DIRECTION
Give every line again exactly as it appears, please, but not the pictures.

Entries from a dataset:
□ □ □

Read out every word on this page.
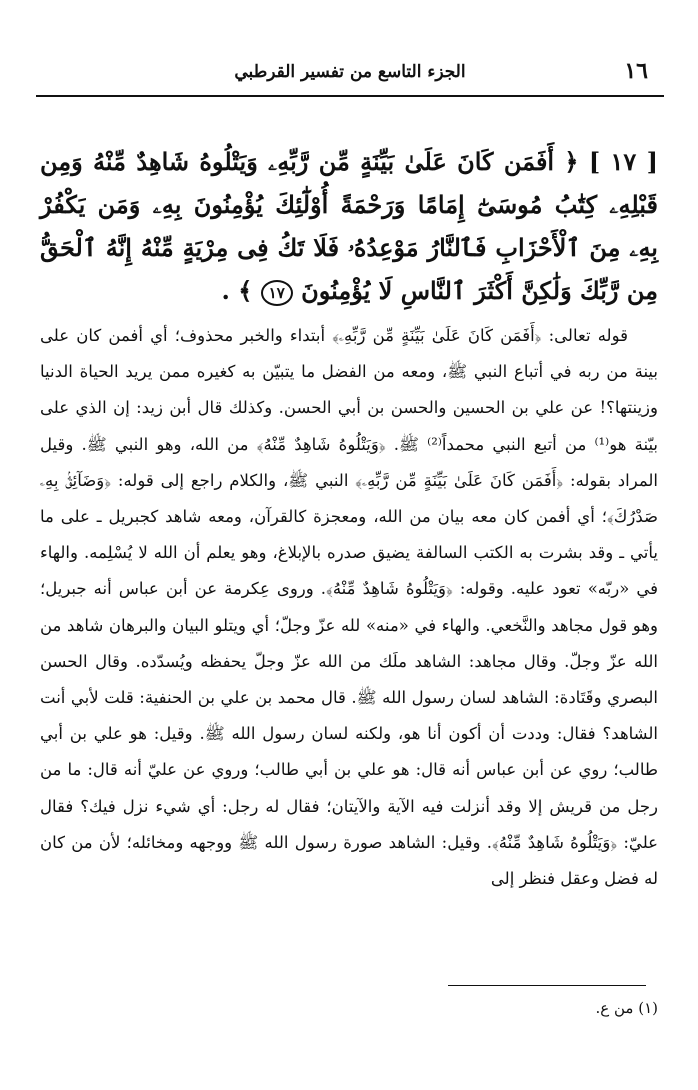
١٦
الجزء التاسع من تفسير القرطبي
[ ١٧ ] ﴿ أَفَمَن كَانَ عَلَىٰ بَيِّنَةٍ مِّن رَّبِّهِۦ وَيَتْلُوهُ شَاهِدٌ مِّنْهُ وَمِن قَبْلِهِۦ كِتَٰبُ مُوسَىٰٓ إِمَامًا وَرَحْمَةً أُوْلَٰٓئِكَ يُؤْمِنُونَ بِهِۦ وَمَن يَكْفُرْ بِهِۦ مِنَ ٱلْأَحْزَابِ فَٱلنَّارُ مَوْعِدُهُۥ فَلَا تَكُ فِى مِرْيَةٍ مِّنْهُ إِنَّهُ ٱلْحَقُّ مِن رَّبِّكَ وَلَٰكِنَّ أَكْثَرَ ٱلنَّاسِ لَا يُؤْمِنُونَ ١٧ ﴾ .

قوله تعالى: ﴿أَفَمَن كَانَ عَلَىٰ بَيِّنَةٍ مِّن رَّبِّهِۦ﴾ أبتداء والخبر محذوف؛ أي أفمن كان على بينة من ربه في أتباع النبي ﷺ، ومعه من الفضل ما يتبيّن به كغيره ممن يريد الحياة الدنيا وزينتها؟! عن علي بن الحسين والحسن بن أبي الحسن. وكذلك قال أبن زيد: إن الذي على بيّنة هو⁽¹⁾ من أتبع النبي محمداً⁽²⁾ ﷺ. ﴿وَيَتْلُوهُ شَاهِدٌ مِّنْهُ﴾ من الله، وهو النبي ﷺ. وقيل المراد بقوله: ﴿أَفَمَن كَانَ عَلَىٰ بَيِّنَةٍ مِّن رَّبِّهِۦ﴾ النبي ﷺ، والكلام راجع إلى قوله: ﴿وَضَآئِقٌۢ بِهِۦ صَدْرُكَ﴾؛ أي أفمن كان معه بيان من الله، ومعجزة كالقرآن، ومعه شاهد كجبريل ـ على ما يأتي ـ وقد بشرت به الكتب السالفة يضيق صدره بالإبلاغ، وهو يعلم أن الله لا يُسْلِمه. والهاء في «ربّه» تعود عليه. وقوله: ﴿وَيَتْلُوهُ شَاهِدٌ مِّنْهُ﴾. وروى عِكرمة عن أبن عباس أنه جبريل؛ وهو قول مجاهد والنَّخعي. والهاء في «منه» لله عزّ وجلّ؛ أي ويتلو البيان والبرهان شاهد من الله عزّ وجلّ. وقال مجاهد: الشاهد ملَك من الله عزّ وجلّ يحفظه ويُسدّده. وقال الحسن البصري وقَتَادة: الشاهد لسان رسول الله ﷺ. قال محمد بن علي بن الحنفية: قلت لأبي أنت الشاهد؟ فقال: وددت أن أكون أنا هو، ولكنه لسان رسول الله ﷺ. وقيل: هو علي بن أبي طالب؛ روي عن أبن عباس أنه قال: هو علي بن أبي طالب؛ وروي عن عليّ أنه قال: ما من رجل من قريش إلا وقد أنزلت فيه الآية والآيتان؛ فقال له رجل: أي شيء نزل فيك؟ فقال عليّ: ﴿وَيَتْلُوهُ شَاهِدٌ مِّنْهُ﴾. وقيل: الشاهد صورة رسول الله ﷺ ووجهه ومخائله؛ لأن من كان له فضل وعقل فنظر إلى

(١) من ع.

□ □ □

ANSWER TO THE PROBLEM
Read out every word on this page.
١٦
الجزء التاسع من تفسير القرطبي
[ ١٧ ] ﴿ أَفَمَن كَانَ عَلَىٰ بَيِّنَةٍ مِّن رَّبِّهِۦ وَيَتْلُوهُ شَاهِدٌ مِّنْهُ وَمِن قَبْلِهِۦ كِتَٰبُ مُوسَىٰٓ إِمَامًا وَرَحْمَةً أُوْلَٰٓئِكَ يُؤْمِنُونَ بِهِۦ وَمَن يَكْفُرْ بِهِۦ مِنَ ٱلْأَحْزَابِ فَٱلنَّارُ مَوْعِدُهُۥ فَلَا تَكُ فِى مِرْيَةٍ مِّنْهُ إِنَّهُ ٱلْحَقُّ مِن رَّبِّكَ وَلَٰكِنَّ أَكْثَرَ ٱلنَّاسِ لَا يُؤْمِنُونَ ١٧ ﴾ .

قوله تعالى: ﴿أَفَمَن كَانَ عَلَىٰ بَيِّنَةٍ مِّن رَّبِّهِۦ﴾ أبتداء والخبر محذوف؛ أي أفمن كان على بينة من ربه في أتباع النبي ﷺ، ومعه من الفضل ما يتبيّن به كغيره ممن يريد الحياة الدنيا وزينتها؟! عن علي بن الحسين والحسن بن أبي الحسن. وكذلك قال أبن زيد: إن الذي على بيّنة هو⁽¹⁾ من أتبع النبي محمداً⁽²⁾ ﷺ. ﴿وَيَتْلُوهُ شَاهِدٌ مِّنْهُ﴾ من الله، وهو النبي ﷺ. وقيل المراد بقوله: ﴿أَفَمَن كَانَ عَلَىٰ بَيِّنَةٍ مِّن رَّبِّهِۦ﴾ النبي ﷺ، والكلام راجع إلى قوله: ﴿وَضَآئِقٌۢ بِهِۦ صَدْرُكَ﴾؛ أي أفمن كان معه بيان من الله، ومعجزة كالقرآن، ومعه شاهد كجبريل ـ على ما يأتي ـ وقد بشرت به الكتب السالفة يضيق صدره بالإبلاغ، وهو يعلم أن الله لا يُسْلِمه. والهاء في «ربّه» تعود عليه. وقوله: ﴿وَيَتْلُوهُ شَاهِدٌ مِّنْهُ﴾. وروى عِكرمة عن أبن عباس أنه جبريل؛ وهو قول مجاهد والنَّخعي. والهاء في «منه» لله عزّ وجلّ؛ أي ويتلو البيان والبرهان شاهد من الله عزّ وجلّ. وقال مجاهد: الشاهد ملَك من الله عزّ وجلّ يحفظه ويُسدّده. وقال الحسن البصري وقَتَادة: الشاهد لسان رسول الله ﷺ. قال محمد بن علي بن الحنفية: قلت لأبي أنت الشاهد؟ فقال: وددت أن أكون أنا هو، ولكنه لسان رسول الله ﷺ. وقيل: هو علي بن أبي طالب؛ روي عن أبن عباس أنه قال: هو علي بن أبي طالب؛ وروي عن عليّ أنه قال: ما من رجل من قريش إلا وقد أنزلت فيه الآية والآيتان؛ فقال له رجل: أي شيء نزل فيك؟ فقال عليّ: ﴿وَيَتْلُوهُ شَاهِدٌ مِّنْهُ﴾. وقيل: الشاهد صورة رسول الله ﷺ ووجهه ومخائله؛ لأن من كان له فضل وعقل فنظر إلى

(١) من ع.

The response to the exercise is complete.